Quote the whole listing exactly. Leave the pictures out of your copy.

>> start RECORD EXTRACTS

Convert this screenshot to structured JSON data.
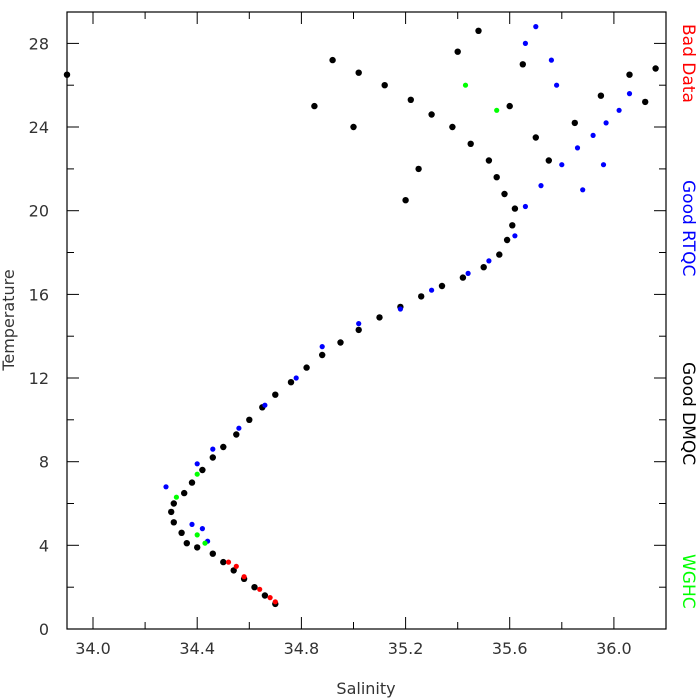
{
  "chart_data": {
    "type": "scatter",
    "title": "",
    "xlabel": "Salinity",
    "ylabel": "Temperature",
    "xlim": [
      33.9,
      36.2
    ],
    "ylim": [
      0,
      29.5
    ],
    "x_ticks": [
      34.0,
      34.4,
      34.8,
      35.2,
      35.6,
      36.0
    ],
    "x_tick_labels": [
      "34.0",
      "34.4",
      "34.8",
      "35.2",
      "35.6",
      "36.0"
    ],
    "y_ticks": [
      0,
      4,
      8,
      12,
      16,
      20,
      24,
      28
    ],
    "y_tick_labels": [
      "0",
      "4",
      "8",
      "12",
      "16",
      "20",
      "24",
      "28"
    ],
    "grid": false,
    "legend_placement": "right side, vertical",
    "legend": [
      {
        "label": "Bad Data",
        "color": "#ff0000"
      },
      {
        "label": "Good RTQC",
        "color": "#0000ff"
      },
      {
        "label": "Good DMQC",
        "color": "#000000"
      },
      {
        "label": "WGHC",
        "color": "#00ff00"
      }
    ],
    "series": [
      {
        "name": "Good DMQC",
        "color": "#000000",
        "points": [
          [
            34.7,
            1.2
          ],
          [
            34.66,
            1.6
          ],
          [
            34.62,
            2.0
          ],
          [
            34.58,
            2.4
          ],
          [
            34.54,
            2.8
          ],
          [
            34.5,
            3.2
          ],
          [
            34.46,
            3.6
          ],
          [
            34.4,
            3.9
          ],
          [
            34.36,
            4.1
          ],
          [
            34.34,
            4.6
          ],
          [
            34.31,
            5.1
          ],
          [
            34.3,
            5.6
          ],
          [
            34.31,
            6.0
          ],
          [
            34.35,
            6.5
          ],
          [
            34.38,
            7.0
          ],
          [
            34.42,
            7.6
          ],
          [
            34.46,
            8.2
          ],
          [
            34.5,
            8.7
          ],
          [
            34.55,
            9.3
          ],
          [
            34.6,
            10.0
          ],
          [
            34.65,
            10.6
          ],
          [
            34.7,
            11.2
          ],
          [
            34.76,
            11.8
          ],
          [
            34.82,
            12.5
          ],
          [
            34.88,
            13.1
          ],
          [
            34.95,
            13.7
          ],
          [
            35.02,
            14.3
          ],
          [
            35.1,
            14.9
          ],
          [
            35.18,
            15.4
          ],
          [
            35.26,
            15.9
          ],
          [
            35.34,
            16.4
          ],
          [
            35.42,
            16.8
          ],
          [
            35.5,
            17.3
          ],
          [
            35.56,
            17.9
          ],
          [
            35.59,
            18.6
          ],
          [
            35.61,
            19.3
          ],
          [
            35.62,
            20.1
          ],
          [
            35.58,
            20.8
          ],
          [
            35.55,
            21.6
          ],
          [
            35.52,
            22.4
          ],
          [
            35.45,
            23.2
          ],
          [
            35.38,
            24.0
          ],
          [
            35.3,
            24.6
          ],
          [
            35.22,
            25.3
          ],
          [
            35.12,
            26.0
          ],
          [
            35.02,
            26.6
          ],
          [
            34.92,
            27.2
          ],
          [
            35.48,
            28.6
          ],
          [
            35.6,
            25.0
          ],
          [
            35.7,
            23.5
          ],
          [
            35.75,
            22.4
          ],
          [
            35.85,
            24.2
          ],
          [
            35.95,
            25.5
          ],
          [
            36.06,
            26.5
          ],
          [
            36.12,
            25.2
          ],
          [
            36.16,
            26.8
          ],
          [
            35.65,
            27.0
          ],
          [
            35.4,
            27.6
          ],
          [
            34.85,
            25.0
          ],
          [
            35.0,
            24.0
          ],
          [
            35.25,
            22.0
          ],
          [
            35.2,
            20.5
          ],
          [
            33.9,
            26.5
          ]
        ]
      },
      {
        "name": "Good RTQC",
        "color": "#0000ff",
        "points": [
          [
            34.28,
            6.8
          ],
          [
            34.4,
            7.9
          ],
          [
            34.46,
            8.6
          ],
          [
            34.56,
            9.6
          ],
          [
            34.66,
            10.7
          ],
          [
            34.78,
            12.0
          ],
          [
            34.88,
            13.5
          ],
          [
            35.02,
            14.6
          ],
          [
            35.18,
            15.3
          ],
          [
            35.3,
            16.2
          ],
          [
            35.44,
            17.0
          ],
          [
            35.52,
            17.6
          ],
          [
            35.62,
            18.8
          ],
          [
            35.66,
            20.2
          ],
          [
            35.72,
            21.2
          ],
          [
            35.8,
            22.2
          ],
          [
            35.86,
            23.0
          ],
          [
            35.92,
            23.6
          ],
          [
            35.97,
            24.2
          ],
          [
            36.02,
            24.8
          ],
          [
            36.06,
            25.6
          ],
          [
            35.96,
            22.2
          ],
          [
            35.88,
            21.0
          ],
          [
            35.78,
            26.0
          ],
          [
            35.7,
            28.8
          ],
          [
            35.66,
            28.0
          ],
          [
            35.76,
            27.2
          ],
          [
            34.42,
            4.8
          ],
          [
            34.44,
            4.2
          ],
          [
            34.38,
            5.0
          ]
        ]
      },
      {
        "name": "Bad Data",
        "color": "#ff0000",
        "points": [
          [
            34.7,
            1.3
          ],
          [
            34.68,
            1.5
          ],
          [
            34.64,
            1.9
          ],
          [
            34.58,
            2.5
          ],
          [
            34.55,
            3.0
          ],
          [
            34.52,
            3.2
          ]
        ]
      },
      {
        "name": "WGHC",
        "color": "#00ff00",
        "points": [
          [
            35.43,
            26.0
          ],
          [
            35.55,
            24.8
          ],
          [
            34.32,
            6.3
          ],
          [
            34.4,
            7.4
          ],
          [
            34.4,
            4.5
          ],
          [
            34.43,
            4.1
          ]
        ]
      }
    ]
  }
}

>> end RECORD EXTRACTS

# [SOLUTION TO THE EXERCISE]
Convert this screenshot to structured JSON data.
{
  "chart_data": {
    "type": "scatter",
    "title": "",
    "xlabel": "Salinity",
    "ylabel": "Temperature",
    "xlim": [
      33.9,
      36.2
    ],
    "ylim": [
      0,
      29.5
    ],
    "x_ticks": [
      34.0,
      34.4,
      34.8,
      35.2,
      35.6,
      36.0
    ],
    "x_tick_labels": [
      "34.0",
      "34.4",
      "34.8",
      "35.2",
      "35.6",
      "36.0"
    ],
    "y_ticks": [
      0,
      4,
      8,
      12,
      16,
      20,
      24,
      28
    ],
    "y_tick_labels": [
      "0",
      "4",
      "8",
      "12",
      "16",
      "20",
      "24",
      "28"
    ],
    "grid": false,
    "legend_placement": "right side, vertical",
    "legend": [
      {
        "label": "Bad Data",
        "color": "#ff0000"
      },
      {
        "label": "Good RTQC",
        "color": "#0000ff"
      },
      {
        "label": "Good DMQC",
        "color": "#000000"
      },
      {
        "label": "WGHC",
        "color": "#00ff00"
      }
    ],
    "series": [
      {
        "name": "Good DMQC",
        "color": "#000000",
        "points": [
          [
            34.7,
            1.2
          ],
          [
            34.66,
            1.6
          ],
          [
            34.62,
            2.0
          ],
          [
            34.58,
            2.4
          ],
          [
            34.54,
            2.8
          ],
          [
            34.5,
            3.2
          ],
          [
            34.46,
            3.6
          ],
          [
            34.4,
            3.9
          ],
          [
            34.36,
            4.1
          ],
          [
            34.34,
            4.6
          ],
          [
            34.31,
            5.1
          ],
          [
            34.3,
            5.6
          ],
          [
            34.31,
            6.0
          ],
          [
            34.35,
            6.5
          ],
          [
            34.38,
            7.0
          ],
          [
            34.42,
            7.6
          ],
          [
            34.46,
            8.2
          ],
          [
            34.5,
            8.7
          ],
          [
            34.55,
            9.3
          ],
          [
            34.6,
            10.0
          ],
          [
            34.65,
            10.6
          ],
          [
            34.7,
            11.2
          ],
          [
            34.76,
            11.8
          ],
          [
            34.82,
            12.5
          ],
          [
            34.88,
            13.1
          ],
          [
            34.95,
            13.7
          ],
          [
            35.02,
            14.3
          ],
          [
            35.1,
            14.9
          ],
          [
            35.18,
            15.4
          ],
          [
            35.26,
            15.9
          ],
          [
            35.34,
            16.4
          ],
          [
            35.42,
            16.8
          ],
          [
            35.5,
            17.3
          ],
          [
            35.56,
            17.9
          ],
          [
            35.59,
            18.6
          ],
          [
            35.61,
            19.3
          ],
          [
            35.62,
            20.1
          ],
          [
            35.58,
            20.8
          ],
          [
            35.55,
            21.6
          ],
          [
            35.52,
            22.4
          ],
          [
            35.45,
            23.2
          ],
          [
            35.38,
            24.0
          ],
          [
            35.3,
            24.6
          ],
          [
            35.22,
            25.3
          ],
          [
            35.12,
            26.0
          ],
          [
            35.02,
            26.6
          ],
          [
            34.92,
            27.2
          ],
          [
            35.48,
            28.6
          ],
          [
            35.6,
            25.0
          ],
          [
            35.7,
            23.5
          ],
          [
            35.75,
            22.4
          ],
          [
            35.85,
            24.2
          ],
          [
            35.95,
            25.5
          ],
          [
            36.06,
            26.5
          ],
          [
            36.12,
            25.2
          ],
          [
            36.16,
            26.8
          ],
          [
            35.65,
            27.0
          ],
          [
            35.4,
            27.6
          ],
          [
            34.85,
            25.0
          ],
          [
            35.0,
            24.0
          ],
          [
            35.25,
            22.0
          ],
          [
            35.2,
            20.5
          ],
          [
            33.9,
            26.5
          ]
        ]
      },
      {
        "name": "Good RTQC",
        "color": "#0000ff",
        "points": [
          [
            34.28,
            6.8
          ],
          [
            34.4,
            7.9
          ],
          [
            34.46,
            8.6
          ],
          [
            34.56,
            9.6
          ],
          [
            34.66,
            10.7
          ],
          [
            34.78,
            12.0
          ],
          [
            34.88,
            13.5
          ],
          [
            35.02,
            14.6
          ],
          [
            35.18,
            15.3
          ],
          [
            35.3,
            16.2
          ],
          [
            35.44,
            17.0
          ],
          [
            35.52,
            17.6
          ],
          [
            35.62,
            18.8
          ],
          [
            35.66,
            20.2
          ],
          [
            35.72,
            21.2
          ],
          [
            35.8,
            22.2
          ],
          [
            35.86,
            23.0
          ],
          [
            35.92,
            23.6
          ],
          [
            35.97,
            24.2
          ],
          [
            36.02,
            24.8
          ],
          [
            36.06,
            25.6
          ],
          [
            35.96,
            22.2
          ],
          [
            35.88,
            21.0
          ],
          [
            35.78,
            26.0
          ],
          [
            35.7,
            28.8
          ],
          [
            35.66,
            28.0
          ],
          [
            35.76,
            27.2
          ],
          [
            34.42,
            4.8
          ],
          [
            34.44,
            4.2
          ],
          [
            34.38,
            5.0
          ]
        ]
      },
      {
        "name": "Bad Data",
        "color": "#ff0000",
        "points": [
          [
            34.7,
            1.3
          ],
          [
            34.68,
            1.5
          ],
          [
            34.64,
            1.9
          ],
          [
            34.58,
            2.5
          ],
          [
            34.55,
            3.0
          ],
          [
            34.52,
            3.2
          ]
        ]
      },
      {
        "name": "WGHC",
        "color": "#00ff00",
        "points": [
          [
            35.43,
            26.0
          ],
          [
            35.55,
            24.8
          ],
          [
            34.32,
            6.3
          ],
          [
            34.4,
            7.4
          ],
          [
            34.4,
            4.5
          ],
          [
            34.43,
            4.1
          ]
        ]
      }
    ]
  }
}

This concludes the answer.